▸ CHECK YOUR UNDERSTANDING:
• 1. Copy the part of the UMAC-CPCI catalog that begins at the words "The UMAC-CPCI platform" and ends after the words "standard distribution channels.".
• 2. Answer these from the UMAC-CPCI catalog:
(a) How many channels does the ACC-28E digital I/O module have?
(b) Which module, by part number and name, handles EnDat 2.2 / Hiperface absolute encoders?
(c) What AC input range does the UMAC-CPCI 6U Power Supply accept?
• 3. Based on the UMAC-CPCI catalog, why did the UMAC-CPCI platform enter its mature/end-of-active-production phase?

*** DOCUMENT SECTION

UMAC-CPCI Full Catalog & Functionalities (SKU List)

CPU / Controller Modules

• 603625-104 (NNA1E222.1): PMAC2 Turbo CPU, UMAC-CPCI main processor, 32-axis capable
• 603625-101: PMAC2 Turbo CPU, earlier revision, 8-axis base configuration
• 603625-108: PMAC2 Turbo CPU, extended memory variant for large program storage
• 603610-101: UMAC-CPCI Turbo PMAC2 CPU with integrated Ethernet option
• 603610-104: UMAC-CPCI CPU, dual-port RAM interface for host PC communication

Analog / Digital I/O Modules

• 602804-101: ACC-24E2A – 8-channel ±10V analog output, 16-bit DAC, servo drive interface
• 602804-102: ACC-24E2S – 8-channel analog output with encoder feedback input
• 602805-101: ACC-28E – 32-channel digital I/O, 24VDC, opto-isolated
• 602805-102: ACC-28E2 – 64-channel digital I/O expansion, CPCI slot-mounted
• 602806-101: ACC-65E – 16-channel analog input, 12-bit ADC, for process feedback

Encoder / Feedback Interface Modules

• 602803-101: ACC-51E – 8-axis incremental encoder interface, RS-422 differential
• 602803-102: ACC-51E2 – 8-axis encoder interface with SSI absolute encoder support
• 602803-104: ACC-51E4 – EnDat 2.2 / Hiperface absolute encoder interface module

Communication & Fieldbus Adapter Modules

• 602810-101: ACC-84E – PROFIBUS-DP slave adapter for UMAC-CPCI backplane
• 602811-101: ACC-85E – DeviceNet adapter, scanner/slave configurable
• 602812-101: ACC-86E – EtherCAT master interface for distributed I/O integration

Power Supply Modules

• 602800-101: UMAC-CPCI 6U Power Supply, 100–240VAC input, +5V/+12V/-12V regulated DC output
• 602800-102: UMAC-CPCI Redundant Power Supply module, hot-swap capable

Sourcing Hard-to-Find & Obsolete UMAC-CPCI Parts

The UMAC-CPCI platform entered its mature/end-of-active-production phase as Delta Tau (acquired by Kollmorgen/Danaher) transitioned its primary development focus to the Power PMAC and EtherCAT-native architectures. However, the installed base of UMAC-CPCI systems in long-lifecycle industries — nuclear instrumentation, offshore drilling control, and legacy CNC retrofit — remains substantial. OEM new-production availability for modules such as the 603625-104 and associated ACC-series I/O cards is no longer guaranteed through standard distribution channels.

******
*** SUPPLIED INFORMATION

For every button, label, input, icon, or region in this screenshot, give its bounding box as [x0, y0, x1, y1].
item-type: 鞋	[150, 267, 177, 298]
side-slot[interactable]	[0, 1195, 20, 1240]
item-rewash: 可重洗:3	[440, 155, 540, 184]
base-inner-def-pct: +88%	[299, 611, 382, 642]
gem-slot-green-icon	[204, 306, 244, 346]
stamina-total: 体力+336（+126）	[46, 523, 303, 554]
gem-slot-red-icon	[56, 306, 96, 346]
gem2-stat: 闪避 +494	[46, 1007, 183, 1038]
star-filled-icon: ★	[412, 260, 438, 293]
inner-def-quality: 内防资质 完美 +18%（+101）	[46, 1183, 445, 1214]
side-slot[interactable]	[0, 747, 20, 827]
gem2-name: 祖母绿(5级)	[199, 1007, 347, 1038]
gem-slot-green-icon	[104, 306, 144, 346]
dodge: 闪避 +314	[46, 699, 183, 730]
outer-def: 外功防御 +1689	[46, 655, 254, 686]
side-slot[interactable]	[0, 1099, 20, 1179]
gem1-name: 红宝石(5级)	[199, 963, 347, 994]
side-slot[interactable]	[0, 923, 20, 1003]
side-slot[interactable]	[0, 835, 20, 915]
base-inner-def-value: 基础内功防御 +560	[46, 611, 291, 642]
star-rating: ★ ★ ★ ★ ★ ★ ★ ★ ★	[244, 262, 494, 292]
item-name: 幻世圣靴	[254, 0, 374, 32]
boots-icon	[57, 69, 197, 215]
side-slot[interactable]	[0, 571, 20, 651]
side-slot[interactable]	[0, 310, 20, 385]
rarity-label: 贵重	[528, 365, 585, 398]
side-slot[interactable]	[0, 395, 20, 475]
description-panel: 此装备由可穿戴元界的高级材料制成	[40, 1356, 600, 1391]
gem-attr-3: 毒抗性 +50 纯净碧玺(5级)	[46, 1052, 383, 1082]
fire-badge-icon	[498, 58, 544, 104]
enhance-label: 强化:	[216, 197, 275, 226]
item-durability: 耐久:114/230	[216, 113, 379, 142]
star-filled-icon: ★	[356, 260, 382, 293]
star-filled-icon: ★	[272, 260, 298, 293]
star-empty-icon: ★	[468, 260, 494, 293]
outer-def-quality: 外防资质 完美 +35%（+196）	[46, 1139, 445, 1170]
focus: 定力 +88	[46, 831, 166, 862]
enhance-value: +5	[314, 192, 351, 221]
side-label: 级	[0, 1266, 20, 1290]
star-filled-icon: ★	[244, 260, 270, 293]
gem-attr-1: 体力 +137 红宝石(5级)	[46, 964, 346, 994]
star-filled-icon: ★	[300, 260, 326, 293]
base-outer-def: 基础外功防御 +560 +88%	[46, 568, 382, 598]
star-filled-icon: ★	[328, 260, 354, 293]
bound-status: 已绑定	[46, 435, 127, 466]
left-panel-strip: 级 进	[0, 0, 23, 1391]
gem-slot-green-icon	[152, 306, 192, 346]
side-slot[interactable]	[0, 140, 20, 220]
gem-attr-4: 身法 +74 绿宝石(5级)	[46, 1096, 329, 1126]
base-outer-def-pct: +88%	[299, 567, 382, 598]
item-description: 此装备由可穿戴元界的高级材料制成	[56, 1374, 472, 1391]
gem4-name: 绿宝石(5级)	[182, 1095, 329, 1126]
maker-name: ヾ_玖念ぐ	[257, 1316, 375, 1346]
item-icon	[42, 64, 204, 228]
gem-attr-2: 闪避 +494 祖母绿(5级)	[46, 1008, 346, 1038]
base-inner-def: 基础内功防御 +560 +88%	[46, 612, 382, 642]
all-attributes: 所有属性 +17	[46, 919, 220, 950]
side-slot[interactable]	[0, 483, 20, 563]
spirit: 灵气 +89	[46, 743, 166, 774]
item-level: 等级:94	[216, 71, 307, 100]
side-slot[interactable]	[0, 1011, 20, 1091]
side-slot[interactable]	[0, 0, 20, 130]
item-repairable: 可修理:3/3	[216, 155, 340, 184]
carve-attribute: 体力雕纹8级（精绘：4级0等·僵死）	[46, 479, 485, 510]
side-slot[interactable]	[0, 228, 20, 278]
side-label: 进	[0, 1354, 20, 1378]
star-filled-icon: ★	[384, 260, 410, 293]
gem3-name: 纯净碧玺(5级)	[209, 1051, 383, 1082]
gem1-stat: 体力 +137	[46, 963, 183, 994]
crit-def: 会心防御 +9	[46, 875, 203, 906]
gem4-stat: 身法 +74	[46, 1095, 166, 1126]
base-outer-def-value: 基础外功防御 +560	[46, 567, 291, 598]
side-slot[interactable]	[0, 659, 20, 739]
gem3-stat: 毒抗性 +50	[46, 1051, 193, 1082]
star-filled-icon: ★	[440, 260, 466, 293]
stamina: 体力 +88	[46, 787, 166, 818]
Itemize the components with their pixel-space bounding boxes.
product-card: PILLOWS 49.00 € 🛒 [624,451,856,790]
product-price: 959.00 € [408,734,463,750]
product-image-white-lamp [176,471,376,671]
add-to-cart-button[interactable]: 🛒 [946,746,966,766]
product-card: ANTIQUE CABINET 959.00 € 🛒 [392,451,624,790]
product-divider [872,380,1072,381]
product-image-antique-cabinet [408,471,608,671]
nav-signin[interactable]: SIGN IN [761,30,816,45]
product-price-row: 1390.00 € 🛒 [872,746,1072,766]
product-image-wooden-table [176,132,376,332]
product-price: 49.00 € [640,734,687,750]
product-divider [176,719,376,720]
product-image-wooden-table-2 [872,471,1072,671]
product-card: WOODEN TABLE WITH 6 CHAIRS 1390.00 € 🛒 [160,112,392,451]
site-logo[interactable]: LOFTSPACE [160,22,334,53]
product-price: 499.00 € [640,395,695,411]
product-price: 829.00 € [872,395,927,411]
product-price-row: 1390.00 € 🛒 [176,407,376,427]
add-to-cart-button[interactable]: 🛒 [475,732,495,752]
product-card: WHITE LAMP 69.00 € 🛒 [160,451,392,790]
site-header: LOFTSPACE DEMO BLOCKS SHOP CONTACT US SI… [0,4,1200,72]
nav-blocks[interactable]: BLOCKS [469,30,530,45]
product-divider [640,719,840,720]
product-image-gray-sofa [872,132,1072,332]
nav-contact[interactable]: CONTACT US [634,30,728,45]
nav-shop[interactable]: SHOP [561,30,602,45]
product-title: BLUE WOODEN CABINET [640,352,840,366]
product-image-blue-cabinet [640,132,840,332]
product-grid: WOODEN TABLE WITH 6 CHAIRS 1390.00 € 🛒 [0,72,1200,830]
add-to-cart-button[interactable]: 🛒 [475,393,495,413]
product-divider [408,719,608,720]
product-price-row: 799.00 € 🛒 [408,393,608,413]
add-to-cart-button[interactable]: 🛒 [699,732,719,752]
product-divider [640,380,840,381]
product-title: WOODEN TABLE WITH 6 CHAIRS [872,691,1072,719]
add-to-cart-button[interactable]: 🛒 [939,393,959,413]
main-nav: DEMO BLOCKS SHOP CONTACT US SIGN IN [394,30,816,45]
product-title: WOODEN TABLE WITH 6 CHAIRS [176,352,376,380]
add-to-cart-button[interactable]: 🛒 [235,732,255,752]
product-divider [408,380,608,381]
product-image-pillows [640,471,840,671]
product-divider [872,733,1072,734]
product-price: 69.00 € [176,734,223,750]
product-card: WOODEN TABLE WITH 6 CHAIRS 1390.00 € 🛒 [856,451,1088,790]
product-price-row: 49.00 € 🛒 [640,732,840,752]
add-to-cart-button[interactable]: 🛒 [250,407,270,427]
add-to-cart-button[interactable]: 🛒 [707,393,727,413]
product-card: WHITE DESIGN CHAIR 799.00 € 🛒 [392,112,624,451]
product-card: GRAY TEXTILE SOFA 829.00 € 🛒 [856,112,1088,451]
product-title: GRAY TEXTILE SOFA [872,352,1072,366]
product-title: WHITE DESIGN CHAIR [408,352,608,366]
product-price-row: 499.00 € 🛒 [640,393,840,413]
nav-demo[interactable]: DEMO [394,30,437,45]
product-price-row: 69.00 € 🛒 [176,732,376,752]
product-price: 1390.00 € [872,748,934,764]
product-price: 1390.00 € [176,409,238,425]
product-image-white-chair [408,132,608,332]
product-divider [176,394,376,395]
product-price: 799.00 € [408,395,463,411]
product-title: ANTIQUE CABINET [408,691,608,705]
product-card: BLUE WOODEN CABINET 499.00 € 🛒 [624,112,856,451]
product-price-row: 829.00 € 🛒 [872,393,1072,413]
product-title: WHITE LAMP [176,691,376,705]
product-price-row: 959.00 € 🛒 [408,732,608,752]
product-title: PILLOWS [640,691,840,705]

******

▸ YOUR WRITTEN ANSWERS:
• 1.
The UMAC-CPCI platform entered its mature/end-of-active-production phase as Delta Tau (acquired by Kollmorgen/Danaher) transitioned its primary development focus to the Power PMAC and EtherCAT-native architectures. However, the installed base of UMAC-CPCI systems in long-lifecycle industries — nuclear instrumentation, offshore drilling control, and legacy CNC retrofit — remains substantial. OEM new-production availability for modules such as the 603625-104 and associated ACC-series I/O cards is no longer guaranteed through standard distribution channels.

• 2.
(a) 32 channels.
(b) 602803-104, the ACC-51E4.
(c) 100–240VAC.

• 3. Delta Tau, acquired by Kollmorgen/Danaher, moved its main development focus to the Power PMAC and EtherCAT-native architectures.